• **Given problem**: Take each line containing the word "times" and copy it.

• **Recorded data**:
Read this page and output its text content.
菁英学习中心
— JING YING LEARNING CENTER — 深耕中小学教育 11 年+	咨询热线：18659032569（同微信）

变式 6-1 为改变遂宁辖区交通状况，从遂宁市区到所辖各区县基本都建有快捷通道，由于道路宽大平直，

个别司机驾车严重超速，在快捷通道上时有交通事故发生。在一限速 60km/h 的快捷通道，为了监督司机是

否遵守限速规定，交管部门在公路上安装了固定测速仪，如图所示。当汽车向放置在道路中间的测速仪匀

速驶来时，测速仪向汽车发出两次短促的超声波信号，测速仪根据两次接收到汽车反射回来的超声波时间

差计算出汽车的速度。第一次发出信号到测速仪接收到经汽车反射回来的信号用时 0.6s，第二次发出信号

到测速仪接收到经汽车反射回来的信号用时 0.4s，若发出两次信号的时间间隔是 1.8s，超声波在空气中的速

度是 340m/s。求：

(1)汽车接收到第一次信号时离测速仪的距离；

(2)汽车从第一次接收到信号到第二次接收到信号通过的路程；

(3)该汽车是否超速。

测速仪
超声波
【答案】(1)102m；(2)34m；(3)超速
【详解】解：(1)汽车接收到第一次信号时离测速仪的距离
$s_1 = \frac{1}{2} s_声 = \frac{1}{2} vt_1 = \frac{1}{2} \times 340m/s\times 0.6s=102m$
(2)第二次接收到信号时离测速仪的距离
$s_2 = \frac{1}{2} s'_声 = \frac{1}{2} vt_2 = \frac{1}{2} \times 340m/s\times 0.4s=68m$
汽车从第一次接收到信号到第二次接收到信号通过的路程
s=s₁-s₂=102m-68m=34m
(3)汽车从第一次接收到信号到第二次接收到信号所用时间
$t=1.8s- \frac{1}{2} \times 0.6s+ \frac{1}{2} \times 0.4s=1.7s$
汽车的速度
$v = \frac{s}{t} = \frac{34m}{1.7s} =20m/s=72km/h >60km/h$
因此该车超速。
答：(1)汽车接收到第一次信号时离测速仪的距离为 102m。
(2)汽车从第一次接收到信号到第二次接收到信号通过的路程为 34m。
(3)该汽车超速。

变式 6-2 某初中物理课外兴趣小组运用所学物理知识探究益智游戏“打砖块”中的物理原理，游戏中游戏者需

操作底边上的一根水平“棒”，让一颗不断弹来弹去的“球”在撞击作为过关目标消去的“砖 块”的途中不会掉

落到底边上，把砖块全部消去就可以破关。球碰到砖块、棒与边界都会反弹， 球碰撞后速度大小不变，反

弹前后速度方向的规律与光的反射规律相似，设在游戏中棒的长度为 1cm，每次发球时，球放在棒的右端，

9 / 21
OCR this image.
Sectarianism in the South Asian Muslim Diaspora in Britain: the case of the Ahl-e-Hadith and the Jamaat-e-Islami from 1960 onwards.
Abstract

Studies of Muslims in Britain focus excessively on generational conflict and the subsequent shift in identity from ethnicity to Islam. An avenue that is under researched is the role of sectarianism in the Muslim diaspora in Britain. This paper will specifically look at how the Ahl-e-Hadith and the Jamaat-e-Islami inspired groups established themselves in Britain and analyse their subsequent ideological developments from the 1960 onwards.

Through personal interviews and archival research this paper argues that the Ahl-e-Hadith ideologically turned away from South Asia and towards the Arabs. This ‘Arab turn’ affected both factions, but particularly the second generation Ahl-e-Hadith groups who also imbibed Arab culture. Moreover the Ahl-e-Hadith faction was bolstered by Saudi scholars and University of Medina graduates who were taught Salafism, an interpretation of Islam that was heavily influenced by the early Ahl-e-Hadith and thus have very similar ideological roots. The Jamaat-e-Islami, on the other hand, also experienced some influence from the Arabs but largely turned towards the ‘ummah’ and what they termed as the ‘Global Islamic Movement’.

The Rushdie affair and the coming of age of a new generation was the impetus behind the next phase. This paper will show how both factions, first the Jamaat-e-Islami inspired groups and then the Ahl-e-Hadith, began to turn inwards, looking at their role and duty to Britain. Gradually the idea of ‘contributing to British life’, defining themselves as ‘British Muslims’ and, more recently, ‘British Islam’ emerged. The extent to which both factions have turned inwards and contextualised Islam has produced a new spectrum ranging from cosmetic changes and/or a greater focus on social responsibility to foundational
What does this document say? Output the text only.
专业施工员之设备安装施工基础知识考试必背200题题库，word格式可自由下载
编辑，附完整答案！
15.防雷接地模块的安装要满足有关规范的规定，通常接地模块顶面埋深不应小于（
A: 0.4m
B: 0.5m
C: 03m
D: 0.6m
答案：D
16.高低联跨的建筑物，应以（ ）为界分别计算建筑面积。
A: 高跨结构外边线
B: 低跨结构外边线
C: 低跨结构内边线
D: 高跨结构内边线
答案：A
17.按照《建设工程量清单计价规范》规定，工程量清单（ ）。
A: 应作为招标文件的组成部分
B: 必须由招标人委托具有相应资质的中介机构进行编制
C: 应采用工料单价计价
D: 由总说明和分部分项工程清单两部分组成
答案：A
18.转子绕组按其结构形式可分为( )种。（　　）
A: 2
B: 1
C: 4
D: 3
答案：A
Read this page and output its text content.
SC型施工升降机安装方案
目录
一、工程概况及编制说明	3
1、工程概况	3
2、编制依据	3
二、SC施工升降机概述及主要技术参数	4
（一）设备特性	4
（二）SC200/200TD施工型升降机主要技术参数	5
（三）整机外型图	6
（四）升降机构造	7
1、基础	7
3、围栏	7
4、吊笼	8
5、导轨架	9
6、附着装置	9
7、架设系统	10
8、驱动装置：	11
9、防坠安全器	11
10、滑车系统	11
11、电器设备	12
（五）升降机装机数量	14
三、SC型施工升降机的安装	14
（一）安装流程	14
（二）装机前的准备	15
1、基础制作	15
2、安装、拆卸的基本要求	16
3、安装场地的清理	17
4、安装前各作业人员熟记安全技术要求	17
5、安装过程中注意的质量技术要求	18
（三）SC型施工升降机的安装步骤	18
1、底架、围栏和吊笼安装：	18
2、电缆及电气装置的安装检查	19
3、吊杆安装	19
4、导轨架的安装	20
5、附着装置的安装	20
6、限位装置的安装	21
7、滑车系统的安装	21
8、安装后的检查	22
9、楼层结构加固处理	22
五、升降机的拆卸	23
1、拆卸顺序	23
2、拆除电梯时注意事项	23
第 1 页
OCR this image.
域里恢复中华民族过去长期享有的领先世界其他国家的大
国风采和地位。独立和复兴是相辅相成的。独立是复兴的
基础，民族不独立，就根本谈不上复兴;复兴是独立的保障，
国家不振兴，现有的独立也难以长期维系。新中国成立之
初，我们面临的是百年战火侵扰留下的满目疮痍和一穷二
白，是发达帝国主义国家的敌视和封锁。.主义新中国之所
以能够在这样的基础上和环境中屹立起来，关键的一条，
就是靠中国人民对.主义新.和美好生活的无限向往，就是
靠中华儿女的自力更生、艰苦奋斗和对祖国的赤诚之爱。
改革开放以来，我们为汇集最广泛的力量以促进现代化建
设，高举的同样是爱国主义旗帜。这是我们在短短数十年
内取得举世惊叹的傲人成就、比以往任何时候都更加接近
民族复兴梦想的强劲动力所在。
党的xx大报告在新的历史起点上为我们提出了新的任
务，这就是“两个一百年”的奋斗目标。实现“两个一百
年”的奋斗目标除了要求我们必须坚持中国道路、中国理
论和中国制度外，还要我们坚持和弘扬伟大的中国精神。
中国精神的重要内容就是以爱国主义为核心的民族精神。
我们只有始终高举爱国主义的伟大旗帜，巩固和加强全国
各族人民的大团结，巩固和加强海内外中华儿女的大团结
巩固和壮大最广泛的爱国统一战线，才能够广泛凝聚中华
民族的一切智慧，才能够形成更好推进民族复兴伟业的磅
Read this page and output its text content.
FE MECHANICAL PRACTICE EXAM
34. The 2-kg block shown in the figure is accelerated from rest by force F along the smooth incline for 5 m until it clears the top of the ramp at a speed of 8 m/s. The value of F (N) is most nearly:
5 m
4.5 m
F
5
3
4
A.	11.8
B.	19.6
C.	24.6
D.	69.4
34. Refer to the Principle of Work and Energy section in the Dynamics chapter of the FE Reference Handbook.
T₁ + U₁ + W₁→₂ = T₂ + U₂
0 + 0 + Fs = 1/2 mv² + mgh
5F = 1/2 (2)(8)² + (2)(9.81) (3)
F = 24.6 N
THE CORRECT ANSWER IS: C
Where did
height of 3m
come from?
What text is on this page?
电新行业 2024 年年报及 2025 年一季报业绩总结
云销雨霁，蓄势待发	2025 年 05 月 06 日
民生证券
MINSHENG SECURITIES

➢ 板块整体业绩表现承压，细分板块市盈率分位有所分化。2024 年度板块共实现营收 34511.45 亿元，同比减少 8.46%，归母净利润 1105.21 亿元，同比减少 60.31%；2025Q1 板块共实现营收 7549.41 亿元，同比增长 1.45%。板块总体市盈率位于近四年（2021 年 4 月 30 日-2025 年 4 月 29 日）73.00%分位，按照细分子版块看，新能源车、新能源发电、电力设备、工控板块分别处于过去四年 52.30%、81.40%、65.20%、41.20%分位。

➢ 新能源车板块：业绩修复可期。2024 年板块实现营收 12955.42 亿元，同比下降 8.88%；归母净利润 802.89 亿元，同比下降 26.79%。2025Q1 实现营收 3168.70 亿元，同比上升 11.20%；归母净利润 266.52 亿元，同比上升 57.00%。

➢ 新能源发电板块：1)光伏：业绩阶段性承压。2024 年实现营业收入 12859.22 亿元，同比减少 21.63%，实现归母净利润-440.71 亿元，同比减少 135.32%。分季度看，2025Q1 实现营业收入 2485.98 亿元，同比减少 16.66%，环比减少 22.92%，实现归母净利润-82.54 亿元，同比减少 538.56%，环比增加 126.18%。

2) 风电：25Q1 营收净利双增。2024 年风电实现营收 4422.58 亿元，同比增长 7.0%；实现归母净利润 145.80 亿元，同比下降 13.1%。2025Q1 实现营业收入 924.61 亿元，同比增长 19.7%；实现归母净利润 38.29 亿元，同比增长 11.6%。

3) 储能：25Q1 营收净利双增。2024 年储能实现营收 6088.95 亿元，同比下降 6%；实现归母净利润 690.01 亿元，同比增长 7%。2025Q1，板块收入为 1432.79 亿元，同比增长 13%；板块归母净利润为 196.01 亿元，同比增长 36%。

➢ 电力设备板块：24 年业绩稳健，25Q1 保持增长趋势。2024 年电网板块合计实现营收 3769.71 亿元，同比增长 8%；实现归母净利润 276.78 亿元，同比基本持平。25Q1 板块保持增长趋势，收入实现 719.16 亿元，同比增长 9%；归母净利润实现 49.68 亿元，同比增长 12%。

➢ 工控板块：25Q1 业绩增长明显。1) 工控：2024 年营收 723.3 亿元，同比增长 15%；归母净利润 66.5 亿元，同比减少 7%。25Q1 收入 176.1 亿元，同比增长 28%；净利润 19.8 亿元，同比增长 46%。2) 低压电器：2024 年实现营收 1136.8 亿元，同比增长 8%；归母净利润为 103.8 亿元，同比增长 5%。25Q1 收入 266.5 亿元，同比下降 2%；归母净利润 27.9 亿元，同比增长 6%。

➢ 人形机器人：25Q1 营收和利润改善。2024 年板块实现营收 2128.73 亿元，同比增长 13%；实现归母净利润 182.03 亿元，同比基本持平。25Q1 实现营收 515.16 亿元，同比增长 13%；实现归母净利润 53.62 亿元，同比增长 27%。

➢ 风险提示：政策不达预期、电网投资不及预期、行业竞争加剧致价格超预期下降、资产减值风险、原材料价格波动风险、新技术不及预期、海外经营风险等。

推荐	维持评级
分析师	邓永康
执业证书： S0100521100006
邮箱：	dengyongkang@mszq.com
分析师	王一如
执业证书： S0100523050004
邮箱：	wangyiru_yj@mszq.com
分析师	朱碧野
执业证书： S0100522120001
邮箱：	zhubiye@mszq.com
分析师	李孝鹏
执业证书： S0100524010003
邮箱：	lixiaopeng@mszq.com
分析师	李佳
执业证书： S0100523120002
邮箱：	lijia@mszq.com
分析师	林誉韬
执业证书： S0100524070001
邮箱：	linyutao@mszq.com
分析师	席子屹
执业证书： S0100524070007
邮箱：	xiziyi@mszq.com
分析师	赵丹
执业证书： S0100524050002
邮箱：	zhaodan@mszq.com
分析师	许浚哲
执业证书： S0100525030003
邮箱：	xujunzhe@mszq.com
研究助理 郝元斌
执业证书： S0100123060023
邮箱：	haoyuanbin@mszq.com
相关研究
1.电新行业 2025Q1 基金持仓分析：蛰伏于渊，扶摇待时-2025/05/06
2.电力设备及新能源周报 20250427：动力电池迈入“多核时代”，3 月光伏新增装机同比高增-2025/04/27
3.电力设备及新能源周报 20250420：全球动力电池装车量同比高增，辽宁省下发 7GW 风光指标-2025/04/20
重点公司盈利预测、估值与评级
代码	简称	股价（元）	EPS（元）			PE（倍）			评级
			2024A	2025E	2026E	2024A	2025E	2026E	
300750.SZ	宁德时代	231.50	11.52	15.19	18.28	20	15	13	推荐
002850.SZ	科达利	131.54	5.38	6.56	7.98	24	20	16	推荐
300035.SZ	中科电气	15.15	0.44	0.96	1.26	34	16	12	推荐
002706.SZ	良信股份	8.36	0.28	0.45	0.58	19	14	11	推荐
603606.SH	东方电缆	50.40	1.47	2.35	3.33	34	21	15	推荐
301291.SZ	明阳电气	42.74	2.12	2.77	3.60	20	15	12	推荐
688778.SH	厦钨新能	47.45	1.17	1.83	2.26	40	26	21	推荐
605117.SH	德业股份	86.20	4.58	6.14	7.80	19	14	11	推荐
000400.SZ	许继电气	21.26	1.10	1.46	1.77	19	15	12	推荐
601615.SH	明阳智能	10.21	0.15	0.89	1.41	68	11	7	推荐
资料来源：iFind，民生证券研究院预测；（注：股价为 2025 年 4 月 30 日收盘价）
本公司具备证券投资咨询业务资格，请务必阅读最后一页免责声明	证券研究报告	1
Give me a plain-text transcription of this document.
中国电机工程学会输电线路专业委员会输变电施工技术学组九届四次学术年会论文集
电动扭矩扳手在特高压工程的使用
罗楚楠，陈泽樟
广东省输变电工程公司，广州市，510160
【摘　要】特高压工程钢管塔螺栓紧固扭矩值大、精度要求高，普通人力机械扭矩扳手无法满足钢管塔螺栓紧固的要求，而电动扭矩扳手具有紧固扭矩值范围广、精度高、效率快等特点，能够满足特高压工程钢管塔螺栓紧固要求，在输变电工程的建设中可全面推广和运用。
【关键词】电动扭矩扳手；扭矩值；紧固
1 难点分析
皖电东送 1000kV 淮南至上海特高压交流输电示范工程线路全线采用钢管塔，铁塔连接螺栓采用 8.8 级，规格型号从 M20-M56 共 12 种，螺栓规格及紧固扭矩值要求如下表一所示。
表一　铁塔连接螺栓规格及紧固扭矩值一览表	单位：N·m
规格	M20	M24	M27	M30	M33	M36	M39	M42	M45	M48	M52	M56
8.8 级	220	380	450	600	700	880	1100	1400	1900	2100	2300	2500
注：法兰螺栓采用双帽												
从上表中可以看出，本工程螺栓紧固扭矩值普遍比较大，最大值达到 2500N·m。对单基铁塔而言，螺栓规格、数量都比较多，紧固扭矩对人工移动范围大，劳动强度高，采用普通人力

• **Result of the exercise**:
$s_1 = \frac{1}{2} s_声 = \frac{1}{2} vt_1 = \frac{1}{2} \times 340m/s\times 0.6s=102m$
$s_2 = \frac{1}{2} s'_声 = \frac{1}{2} vt_2 = \frac{1}{2} \times 340m/s\times 0.4s=68m$
$t=1.8s- \frac{1}{2} \times 0.6s+ \frac{1}{2} \times 0.4s=1.7s$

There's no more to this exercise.